### What the exercise asks
Below are the records. List every line holding the word "همسان".

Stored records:
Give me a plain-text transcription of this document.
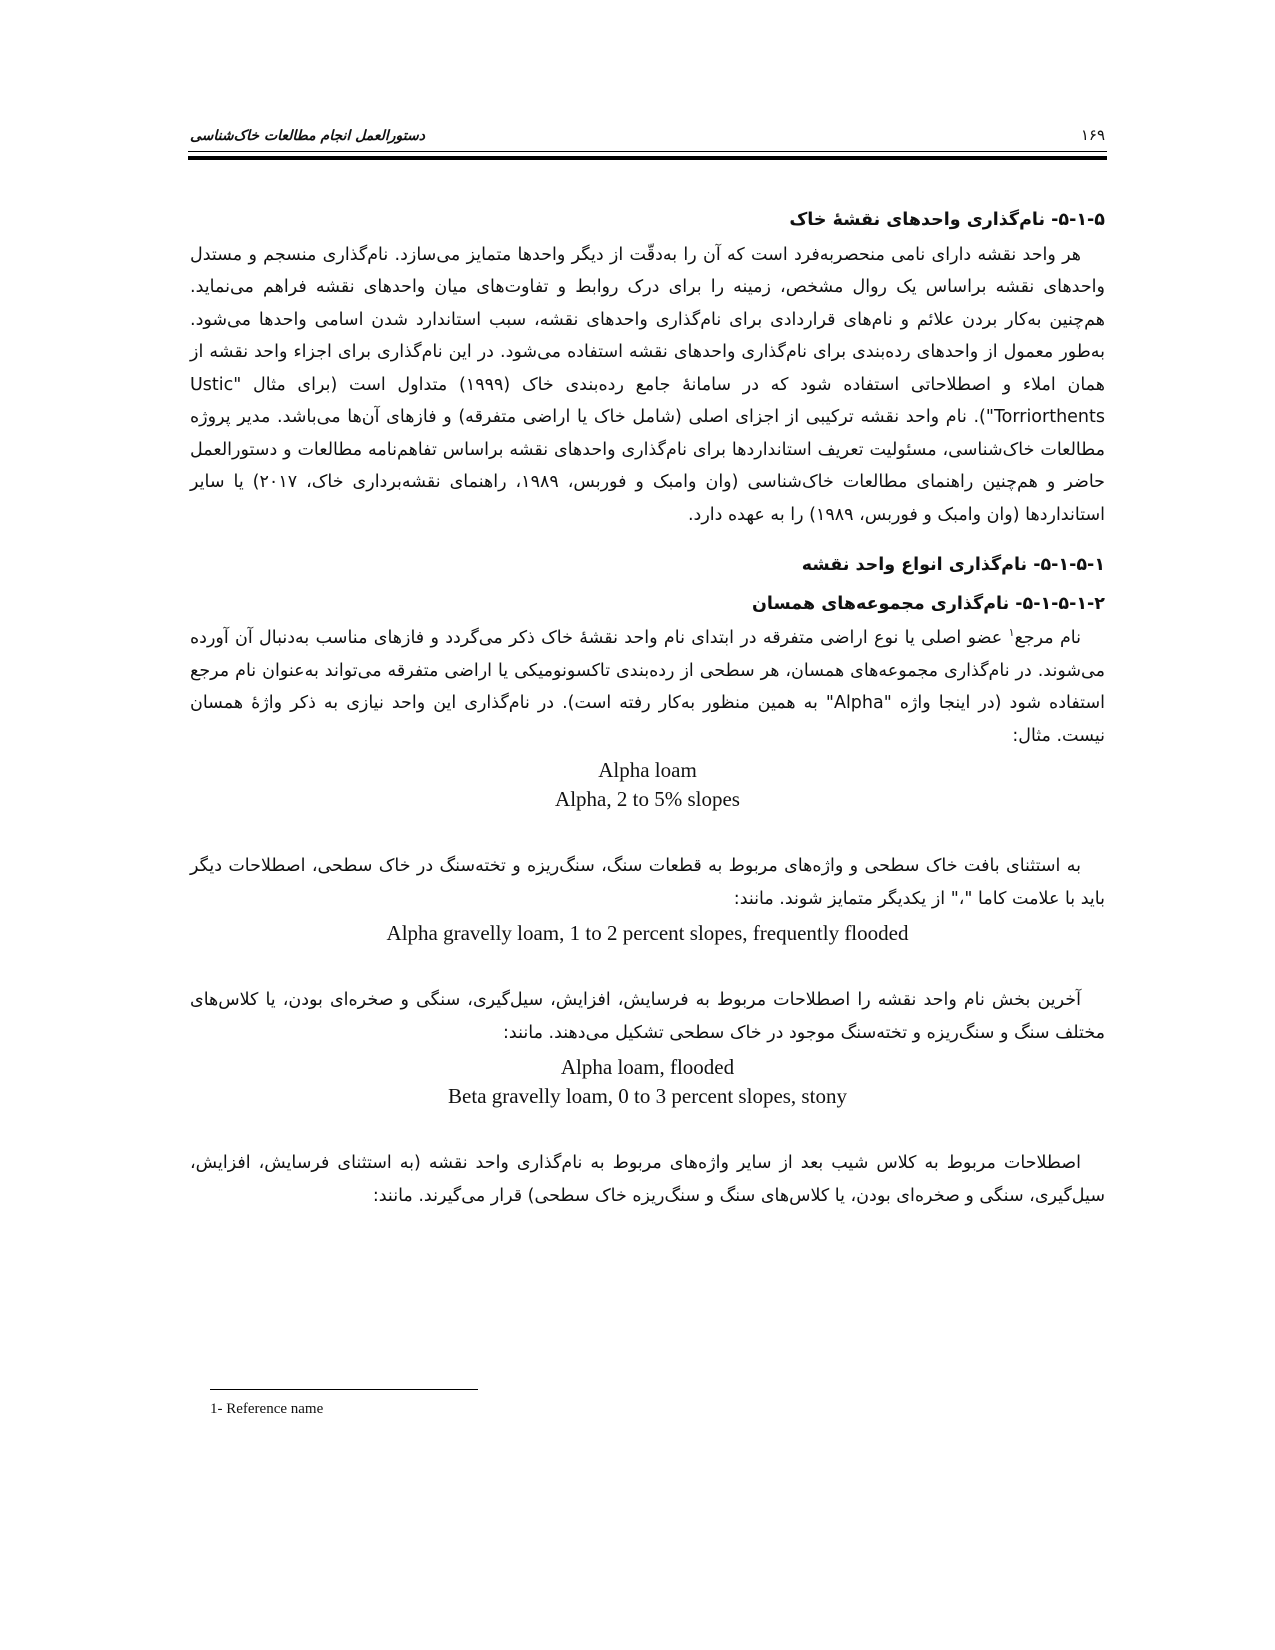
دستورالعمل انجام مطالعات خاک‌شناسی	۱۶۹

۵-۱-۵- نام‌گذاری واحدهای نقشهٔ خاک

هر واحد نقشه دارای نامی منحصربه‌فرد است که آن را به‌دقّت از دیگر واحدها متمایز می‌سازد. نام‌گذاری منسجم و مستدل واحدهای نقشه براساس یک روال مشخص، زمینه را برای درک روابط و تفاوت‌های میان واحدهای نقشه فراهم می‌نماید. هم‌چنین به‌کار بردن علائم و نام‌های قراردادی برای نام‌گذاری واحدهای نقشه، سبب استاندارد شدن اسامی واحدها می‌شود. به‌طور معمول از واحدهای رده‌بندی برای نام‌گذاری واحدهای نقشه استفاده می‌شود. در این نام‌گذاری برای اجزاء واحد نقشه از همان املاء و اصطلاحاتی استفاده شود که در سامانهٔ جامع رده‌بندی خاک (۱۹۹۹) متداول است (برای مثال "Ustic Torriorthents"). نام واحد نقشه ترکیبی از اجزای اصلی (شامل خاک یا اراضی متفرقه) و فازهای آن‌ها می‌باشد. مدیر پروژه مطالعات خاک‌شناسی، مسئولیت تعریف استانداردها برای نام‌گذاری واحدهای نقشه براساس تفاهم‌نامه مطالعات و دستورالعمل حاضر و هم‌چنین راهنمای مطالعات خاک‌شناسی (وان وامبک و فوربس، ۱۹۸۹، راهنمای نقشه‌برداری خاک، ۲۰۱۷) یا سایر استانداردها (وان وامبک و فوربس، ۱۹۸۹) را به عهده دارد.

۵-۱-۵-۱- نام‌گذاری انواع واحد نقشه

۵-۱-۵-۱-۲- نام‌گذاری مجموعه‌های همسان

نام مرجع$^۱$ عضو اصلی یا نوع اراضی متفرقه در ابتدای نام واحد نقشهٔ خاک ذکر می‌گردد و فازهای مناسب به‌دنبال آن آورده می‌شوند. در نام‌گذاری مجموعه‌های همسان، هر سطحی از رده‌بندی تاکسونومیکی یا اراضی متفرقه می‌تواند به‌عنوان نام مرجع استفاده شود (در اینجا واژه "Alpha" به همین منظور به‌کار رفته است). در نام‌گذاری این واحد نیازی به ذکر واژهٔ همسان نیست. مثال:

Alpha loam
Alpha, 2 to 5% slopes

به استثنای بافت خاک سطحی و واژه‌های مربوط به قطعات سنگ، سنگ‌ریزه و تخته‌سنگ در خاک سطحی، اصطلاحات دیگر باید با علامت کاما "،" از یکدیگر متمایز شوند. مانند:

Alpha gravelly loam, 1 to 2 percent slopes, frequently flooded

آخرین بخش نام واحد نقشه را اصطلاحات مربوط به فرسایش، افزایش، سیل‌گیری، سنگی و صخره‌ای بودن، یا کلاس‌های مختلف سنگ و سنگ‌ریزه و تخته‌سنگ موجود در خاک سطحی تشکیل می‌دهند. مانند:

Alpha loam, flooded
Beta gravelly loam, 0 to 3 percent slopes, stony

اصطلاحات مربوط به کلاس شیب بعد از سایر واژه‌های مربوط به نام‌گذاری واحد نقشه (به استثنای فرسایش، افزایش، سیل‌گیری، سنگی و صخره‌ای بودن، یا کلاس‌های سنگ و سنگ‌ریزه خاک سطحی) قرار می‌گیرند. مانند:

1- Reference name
* * *
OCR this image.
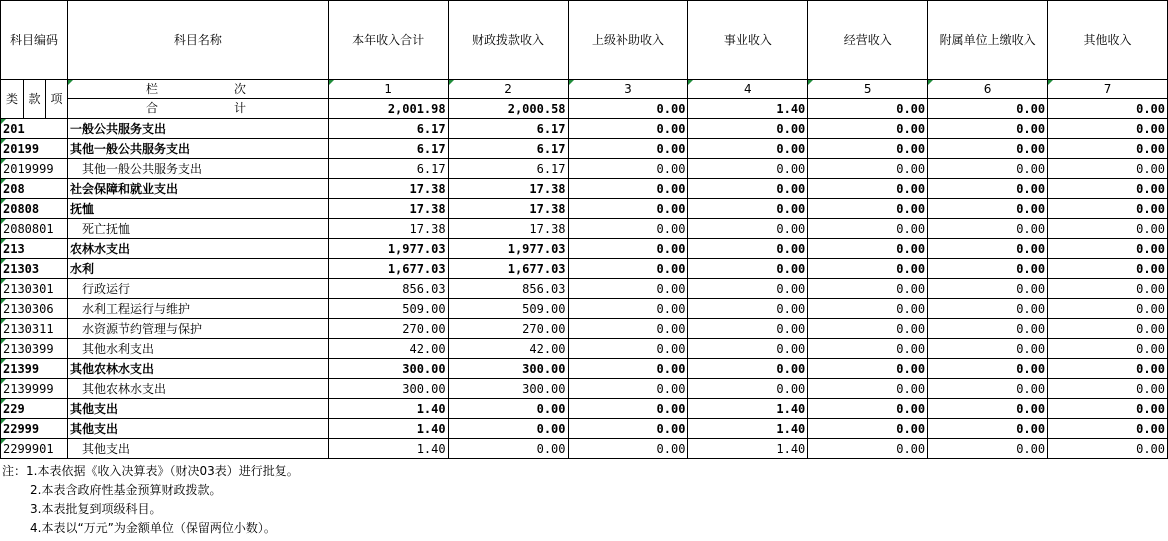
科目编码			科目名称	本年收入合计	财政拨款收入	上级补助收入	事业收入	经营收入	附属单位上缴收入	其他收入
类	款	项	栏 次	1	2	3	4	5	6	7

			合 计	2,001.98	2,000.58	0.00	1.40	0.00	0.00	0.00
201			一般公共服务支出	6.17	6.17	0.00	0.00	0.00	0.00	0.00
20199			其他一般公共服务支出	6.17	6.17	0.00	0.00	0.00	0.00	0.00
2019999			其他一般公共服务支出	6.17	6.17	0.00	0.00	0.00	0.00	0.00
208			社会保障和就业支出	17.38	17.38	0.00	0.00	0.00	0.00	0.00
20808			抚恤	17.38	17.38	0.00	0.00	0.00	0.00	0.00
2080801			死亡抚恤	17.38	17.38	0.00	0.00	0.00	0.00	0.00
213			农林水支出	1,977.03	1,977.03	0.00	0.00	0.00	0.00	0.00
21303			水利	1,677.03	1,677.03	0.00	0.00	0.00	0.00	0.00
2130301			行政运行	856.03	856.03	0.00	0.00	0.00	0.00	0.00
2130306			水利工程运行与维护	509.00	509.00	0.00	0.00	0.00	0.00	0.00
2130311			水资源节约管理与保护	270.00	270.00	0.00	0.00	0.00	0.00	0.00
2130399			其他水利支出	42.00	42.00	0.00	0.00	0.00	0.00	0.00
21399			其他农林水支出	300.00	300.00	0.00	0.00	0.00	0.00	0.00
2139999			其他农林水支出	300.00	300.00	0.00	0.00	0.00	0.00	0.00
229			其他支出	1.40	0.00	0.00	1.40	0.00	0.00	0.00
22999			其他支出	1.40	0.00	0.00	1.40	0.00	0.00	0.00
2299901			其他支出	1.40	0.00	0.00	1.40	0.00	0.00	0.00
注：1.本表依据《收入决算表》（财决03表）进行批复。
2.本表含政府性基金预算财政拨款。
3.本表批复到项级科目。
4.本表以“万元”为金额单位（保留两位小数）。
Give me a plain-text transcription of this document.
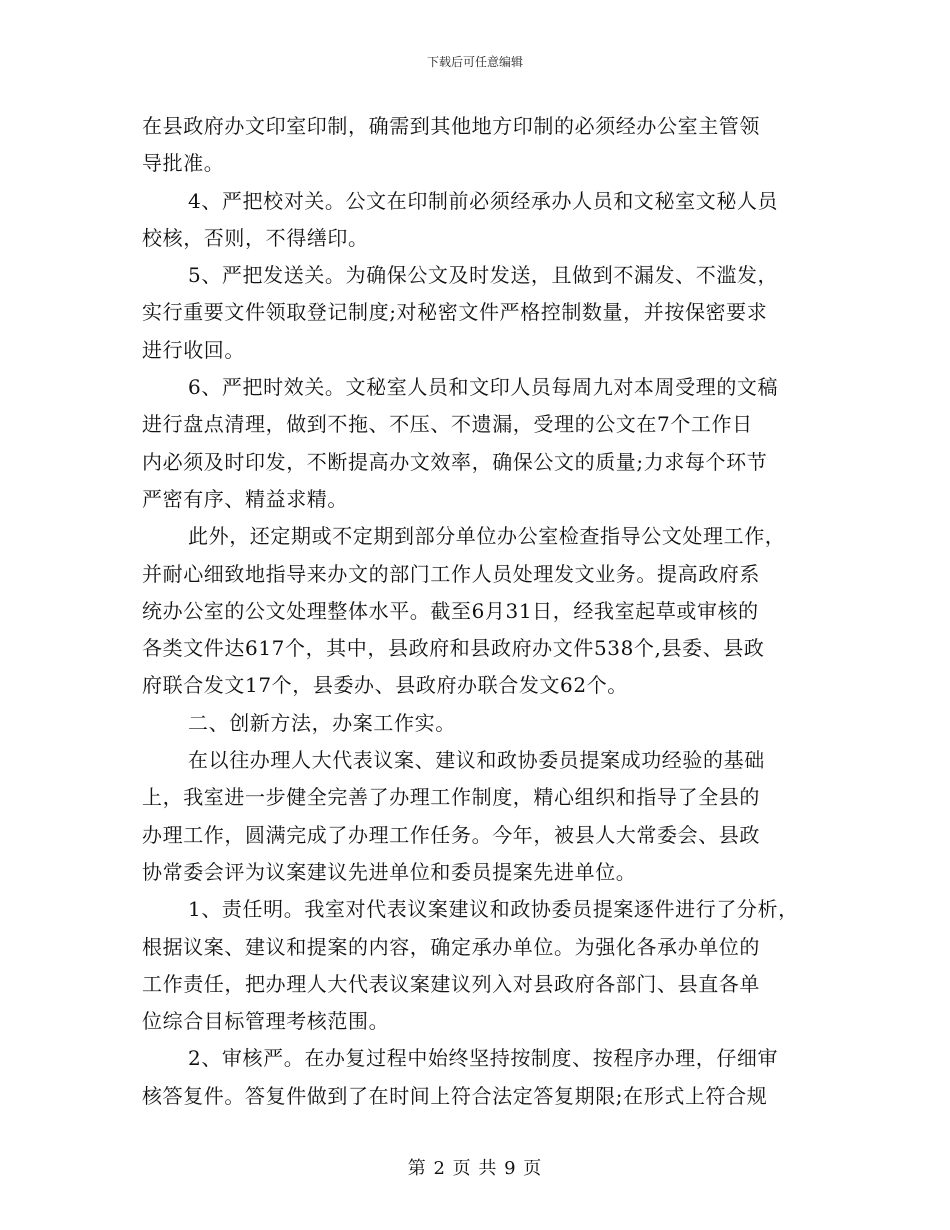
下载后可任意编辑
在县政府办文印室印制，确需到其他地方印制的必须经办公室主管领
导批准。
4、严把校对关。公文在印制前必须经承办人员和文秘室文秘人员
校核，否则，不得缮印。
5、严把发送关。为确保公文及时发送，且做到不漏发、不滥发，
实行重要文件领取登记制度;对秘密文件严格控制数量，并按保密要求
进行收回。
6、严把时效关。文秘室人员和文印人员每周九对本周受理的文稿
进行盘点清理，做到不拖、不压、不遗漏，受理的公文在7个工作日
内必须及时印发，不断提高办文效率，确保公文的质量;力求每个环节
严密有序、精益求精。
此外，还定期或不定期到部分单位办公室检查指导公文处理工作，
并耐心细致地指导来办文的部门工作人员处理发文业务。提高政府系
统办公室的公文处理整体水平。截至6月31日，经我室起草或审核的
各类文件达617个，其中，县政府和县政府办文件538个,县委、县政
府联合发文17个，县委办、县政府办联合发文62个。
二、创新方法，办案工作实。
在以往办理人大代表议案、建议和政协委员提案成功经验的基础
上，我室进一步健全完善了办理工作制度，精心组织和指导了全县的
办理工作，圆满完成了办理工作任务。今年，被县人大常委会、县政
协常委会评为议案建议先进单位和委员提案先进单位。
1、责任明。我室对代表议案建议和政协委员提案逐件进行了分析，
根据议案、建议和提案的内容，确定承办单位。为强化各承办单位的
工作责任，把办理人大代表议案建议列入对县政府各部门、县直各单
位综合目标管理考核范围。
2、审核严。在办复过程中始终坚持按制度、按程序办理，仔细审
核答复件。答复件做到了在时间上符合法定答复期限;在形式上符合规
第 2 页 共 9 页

### Correct answer
۵-۱-۵-۱-۲- نام‌گذاری مجموعه‌های همسان
نام مرجع$^۱$ عضو اصلی یا نوع اراضی متفرقه در ابتدای نام واحد نقشهٔ خاک ذکر می‌گردد و فازهای مناسب به‌دنبال آن آورده می‌شوند. در نام‌گذاری مجموعه‌های همسان، هر سطحی از رده‌بندی تاکسونومیکی یا اراضی متفرقه می‌تواند به‌عنوان نام مرجع استفاده شود (در اینجا واژه "Alpha" به همین منظور به‌کار رفته است). در نام‌گذاری این واحد نیازی به ذکر واژهٔ همسان نیست. مثال:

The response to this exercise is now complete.